## Dataset rows
------------------------------------

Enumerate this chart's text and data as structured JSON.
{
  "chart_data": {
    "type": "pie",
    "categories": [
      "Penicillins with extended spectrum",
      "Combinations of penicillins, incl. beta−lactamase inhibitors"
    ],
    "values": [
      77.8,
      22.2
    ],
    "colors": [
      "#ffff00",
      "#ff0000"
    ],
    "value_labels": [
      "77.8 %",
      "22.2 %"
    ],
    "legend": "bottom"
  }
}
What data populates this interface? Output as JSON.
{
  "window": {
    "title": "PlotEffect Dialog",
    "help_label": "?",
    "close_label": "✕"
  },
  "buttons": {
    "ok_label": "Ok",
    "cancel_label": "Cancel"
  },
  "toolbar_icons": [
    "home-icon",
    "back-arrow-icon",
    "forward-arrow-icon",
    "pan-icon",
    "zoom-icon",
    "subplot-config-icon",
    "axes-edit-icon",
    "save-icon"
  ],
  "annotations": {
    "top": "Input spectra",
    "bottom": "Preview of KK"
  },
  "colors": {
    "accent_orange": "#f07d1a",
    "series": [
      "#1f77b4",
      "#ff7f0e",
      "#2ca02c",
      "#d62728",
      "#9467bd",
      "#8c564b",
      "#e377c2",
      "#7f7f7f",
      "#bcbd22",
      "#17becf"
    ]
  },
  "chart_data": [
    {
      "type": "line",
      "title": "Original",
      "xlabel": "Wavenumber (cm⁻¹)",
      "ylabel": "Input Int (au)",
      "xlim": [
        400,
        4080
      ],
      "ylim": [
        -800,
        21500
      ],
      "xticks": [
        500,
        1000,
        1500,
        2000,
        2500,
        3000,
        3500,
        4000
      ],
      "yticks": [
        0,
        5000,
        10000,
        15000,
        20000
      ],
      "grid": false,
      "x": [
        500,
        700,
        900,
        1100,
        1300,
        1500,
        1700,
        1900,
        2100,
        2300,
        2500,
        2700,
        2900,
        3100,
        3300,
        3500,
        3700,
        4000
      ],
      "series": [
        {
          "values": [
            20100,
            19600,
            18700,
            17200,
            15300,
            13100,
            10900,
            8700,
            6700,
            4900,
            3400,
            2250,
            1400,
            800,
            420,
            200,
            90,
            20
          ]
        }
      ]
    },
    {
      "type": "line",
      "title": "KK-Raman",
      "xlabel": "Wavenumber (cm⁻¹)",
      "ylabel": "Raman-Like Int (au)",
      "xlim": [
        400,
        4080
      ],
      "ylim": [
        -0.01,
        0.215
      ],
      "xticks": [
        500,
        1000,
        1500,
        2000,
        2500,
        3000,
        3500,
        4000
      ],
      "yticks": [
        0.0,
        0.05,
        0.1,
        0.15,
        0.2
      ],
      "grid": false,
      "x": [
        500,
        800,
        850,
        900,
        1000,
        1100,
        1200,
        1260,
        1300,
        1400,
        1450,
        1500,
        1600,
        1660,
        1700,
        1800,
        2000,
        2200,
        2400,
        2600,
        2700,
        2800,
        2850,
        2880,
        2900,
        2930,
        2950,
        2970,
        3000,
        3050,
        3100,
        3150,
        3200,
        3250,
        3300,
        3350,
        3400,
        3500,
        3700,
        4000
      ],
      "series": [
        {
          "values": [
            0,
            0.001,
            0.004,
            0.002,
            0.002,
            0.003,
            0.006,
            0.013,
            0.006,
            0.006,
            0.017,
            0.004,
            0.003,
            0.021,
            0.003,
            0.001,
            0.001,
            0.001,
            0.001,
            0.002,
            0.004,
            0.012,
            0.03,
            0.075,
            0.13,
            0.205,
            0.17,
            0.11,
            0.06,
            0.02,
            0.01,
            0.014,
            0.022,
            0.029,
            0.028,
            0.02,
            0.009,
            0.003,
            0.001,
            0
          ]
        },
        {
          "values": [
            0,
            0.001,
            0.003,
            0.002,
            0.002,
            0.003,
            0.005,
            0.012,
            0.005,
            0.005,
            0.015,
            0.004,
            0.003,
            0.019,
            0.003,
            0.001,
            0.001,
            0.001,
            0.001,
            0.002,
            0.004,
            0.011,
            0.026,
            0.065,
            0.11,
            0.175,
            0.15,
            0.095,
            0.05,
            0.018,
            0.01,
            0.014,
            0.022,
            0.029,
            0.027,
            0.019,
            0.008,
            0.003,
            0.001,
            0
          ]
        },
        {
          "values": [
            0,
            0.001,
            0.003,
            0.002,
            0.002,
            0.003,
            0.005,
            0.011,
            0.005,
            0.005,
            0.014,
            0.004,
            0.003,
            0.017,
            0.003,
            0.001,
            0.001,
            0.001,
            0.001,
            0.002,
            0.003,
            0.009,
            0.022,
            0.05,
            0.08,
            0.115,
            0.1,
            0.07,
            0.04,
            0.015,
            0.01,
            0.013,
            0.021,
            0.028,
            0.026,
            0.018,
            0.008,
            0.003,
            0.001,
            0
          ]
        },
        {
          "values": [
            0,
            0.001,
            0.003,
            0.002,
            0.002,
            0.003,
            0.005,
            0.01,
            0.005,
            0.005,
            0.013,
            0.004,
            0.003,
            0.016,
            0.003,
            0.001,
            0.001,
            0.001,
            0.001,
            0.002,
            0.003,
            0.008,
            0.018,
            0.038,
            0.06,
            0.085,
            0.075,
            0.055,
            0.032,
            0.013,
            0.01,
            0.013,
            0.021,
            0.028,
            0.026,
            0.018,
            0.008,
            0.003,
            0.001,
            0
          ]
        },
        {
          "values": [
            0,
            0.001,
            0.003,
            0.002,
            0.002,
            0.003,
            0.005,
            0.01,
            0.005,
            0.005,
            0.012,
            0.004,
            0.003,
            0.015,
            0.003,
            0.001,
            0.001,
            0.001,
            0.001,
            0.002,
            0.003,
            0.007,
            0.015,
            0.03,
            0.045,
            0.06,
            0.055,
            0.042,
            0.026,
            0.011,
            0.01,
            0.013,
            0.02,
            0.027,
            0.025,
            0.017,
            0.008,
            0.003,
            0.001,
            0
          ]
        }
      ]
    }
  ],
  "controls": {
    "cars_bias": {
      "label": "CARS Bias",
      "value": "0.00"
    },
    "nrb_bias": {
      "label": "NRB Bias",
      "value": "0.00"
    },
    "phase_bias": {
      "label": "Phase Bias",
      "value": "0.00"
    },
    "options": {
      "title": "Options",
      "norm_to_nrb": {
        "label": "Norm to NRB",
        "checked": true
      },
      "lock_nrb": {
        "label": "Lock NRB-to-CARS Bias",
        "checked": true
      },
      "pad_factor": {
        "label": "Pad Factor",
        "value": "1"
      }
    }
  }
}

------------------------------------

Write out all the records above again, exactly as they stand.

## Response
Enumerate this chart's text and data as structured JSON.
{
  "chart_data": {
    "type": "pie",
    "categories": [
      "Penicillins with extended spectrum",
      "Combinations of penicillins, incl. beta−lactamase inhibitors"
    ],
    "values": [
      77.8,
      22.2
    ],
    "colors": [
      "#ffff00",
      "#ff0000"
    ],
    "value_labels": [
      "77.8 %",
      "22.2 %"
    ],
    "legend": "bottom"
  }
}
What data populates this interface? Output as JSON.
{
  "window": {
    "title": "PlotEffect Dialog",
    "help_label": "?",
    "close_label": "✕"
  },
  "buttons": {
    "ok_label": "Ok",
    "cancel_label": "Cancel"
  },
  "toolbar_icons": [
    "home-icon",
    "back-arrow-icon",
    "forward-arrow-icon",
    "pan-icon",
    "zoom-icon",
    "subplot-config-icon",
    "axes-edit-icon",
    "save-icon"
  ],
  "annotations": {
    "top": "Input spectra",
    "bottom": "Preview of KK"
  },
  "colors": {
    "accent_orange": "#f07d1a",
    "series": [
      "#1f77b4",
      "#ff7f0e",
      "#2ca02c",
      "#d62728",
      "#9467bd",
      "#8c564b",
      "#e377c2",
      "#7f7f7f",
      "#bcbd22",
      "#17becf"
    ]
  },
  "chart_data": [
    {
      "type": "line",
      "title": "Original",
      "xlabel": "Wavenumber (cm⁻¹)",
      "ylabel": "Input Int (au)",
      "xlim": [
        400,
        4080
      ],
      "ylim": [
        -800,
        21500
      ],
      "xticks": [
        500,
        1000,
        1500,
        2000,
        2500,
        3000,
        3500,
        4000
      ],
      "yticks": [
        0,
        5000,
        10000,
        15000,
        20000
      ],
      "grid": false,
      "x": [
        500,
        700,
        900,
        1100,
        1300,
        1500,
        1700,
        1900,
        2100,
        2300,
        2500,
        2700,
        2900,
        3100,
        3300,
        3500,
        3700,
        4000
      ],
      "series": [
        {
          "values": [
            20100,
            19600,
            18700,
            17200,
            15300,
            13100,
            10900,
            8700,
            6700,
            4900,
            3400,
            2250,
            1400,
            800,
            420,
            200,
            90,
            20
          ]
        }
      ]
    },
    {
      "type": "line",
      "title": "KK-Raman",
      "xlabel": "Wavenumber (cm⁻¹)",
      "ylabel": "Raman-Like Int (au)",
      "xlim": [
        400,
        4080
      ],
      "ylim": [
        -0.01,
        0.215
      ],
      "xticks": [
        500,
        1000,
        1500,
        2000,
        2500,
        3000,
        3500,
        4000
      ],
      "yticks": [
        0.0,
        0.05,
        0.1,
        0.15,
        0.2
      ],
      "grid": false,
      "x": [
        500,
        800,
        850,
        900,
        1000,
        1100,
        1200,
        1260,
        1300,
        1400,
        1450,
        1500,
        1600,
        1660,
        1700,
        1800,
        2000,
        2200,
        2400,
        2600,
        2700,
        2800,
        2850,
        2880,
        2900,
        2930,
        2950,
        2970,
        3000,
        3050,
        3100,
        3150,
        3200,
        3250,
        3300,
        3350,
        3400,
        3500,
        3700,
        4000
      ],
      "series": [
        {
          "values": [
            0,
            0.001,
            0.004,
            0.002,
            0.002,
            0.003,
            0.006,
            0.013,
            0.006,
            0.006,
            0.017,
            0.004,
            0.003,
            0.021,
            0.003,
            0.001,
            0.001,
            0.001,
            0.001,
            0.002,
            0.004,
            0.012,
            0.03,
            0.075,
            0.13,
            0.205,
            0.17,
            0.11,
            0.06,
            0.02,
            0.01,
            0.014,
            0.022,
            0.029,
            0.028,
            0.02,
            0.009,
            0.003,
            0.001,
            0
          ]
        },
        {
          "values": [
            0,
            0.001,
            0.003,
            0.002,
            0.002,
            0.003,
            0.005,
            0.012,
            0.005,
            0.005,
            0.015,
            0.004,
            0.003,
            0.019,
            0.003,
            0.001,
            0.001,
            0.001,
            0.001,
            0.002,
            0.004,
            0.011,
            0.026,
            0.065,
            0.11,
            0.175,
            0.15,
            0.095,
            0.05,
            0.018,
            0.01,
            0.014,
            0.022,
            0.029,
            0.027,
            0.019,
            0.008,
            0.003,
            0.001,
            0
          ]
        },
        {
          "values": [
            0,
            0.001,
            0.003,
            0.002,
            0.002,
            0.003,
            0.005,
            0.011,
            0.005,
            0.005,
            0.014,
            0.004,
            0.003,
            0.017,
            0.003,
            0.001,
            0.001,
            0.001,
            0.001,
            0.002,
            0.003,
            0.009,
            0.022,
            0.05,
            0.08,
            0.115,
            0.1,
            0.07,
            0.04,
            0.015,
            0.01,
            0.013,
            0.021,
            0.028,
            0.026,
            0.018,
            0.008,
            0.003,
            0.001,
            0
          ]
        },
        {
          "values": [
            0,
            0.001,
            0.003,
            0.002,
            0.002,
            0.003,
            0.005,
            0.01,
            0.005,
            0.005,
            0.013,
            0.004,
            0.003,
            0.016,
            0.003,
            0.001,
            0.001,
            0.001,
            0.001,
            0.002,
            0.003,
            0.008,
            0.018,
            0.038,
            0.06,
            0.085,
            0.075,
            0.055,
            0.032,
            0.013,
            0.01,
            0.013,
            0.021,
            0.028,
            0.026,
            0.018,
            0.008,
            0.003,
            0.001,
            0
          ]
        },
        {
          "values": [
            0,
            0.001,
            0.003,
            0.002,
            0.002,
            0.003,
            0.005,
            0.01,
            0.005,
            0.005,
            0.012,
            0.004,
            0.003,
            0.015,
            0.003,
            0.001,
            0.001,
            0.001,
            0.001,
            0.002,
            0.003,
            0.007,
            0.015,
            0.03,
            0.045,
            0.06,
            0.055,
            0.042,
            0.026,
            0.011,
            0.01,
            0.013,
            0.02,
            0.027,
            0.025,
            0.017,
            0.008,
            0.003,
            0.001,
            0
          ]
        }
      ]
    }
  ],
  "controls": {
    "cars_bias": {
      "label": "CARS Bias",
      "value": "0.00"
    },
    "nrb_bias": {
      "label": "NRB Bias",
      "value": "0.00"
    },
    "phase_bias": {
      "label": "Phase Bias",
      "value": "0.00"
    },
    "options": {
      "title": "Options",
      "norm_to_nrb": {
        "label": "Norm to NRB",
        "checked": true
      },
      "lock_nrb": {
        "label": "Lock NRB-to-CARS Bias",
        "checked": true
      },
      "pad_factor": {
        "label": "Pad Factor",
        "value": "1"
      }
    }
  }
}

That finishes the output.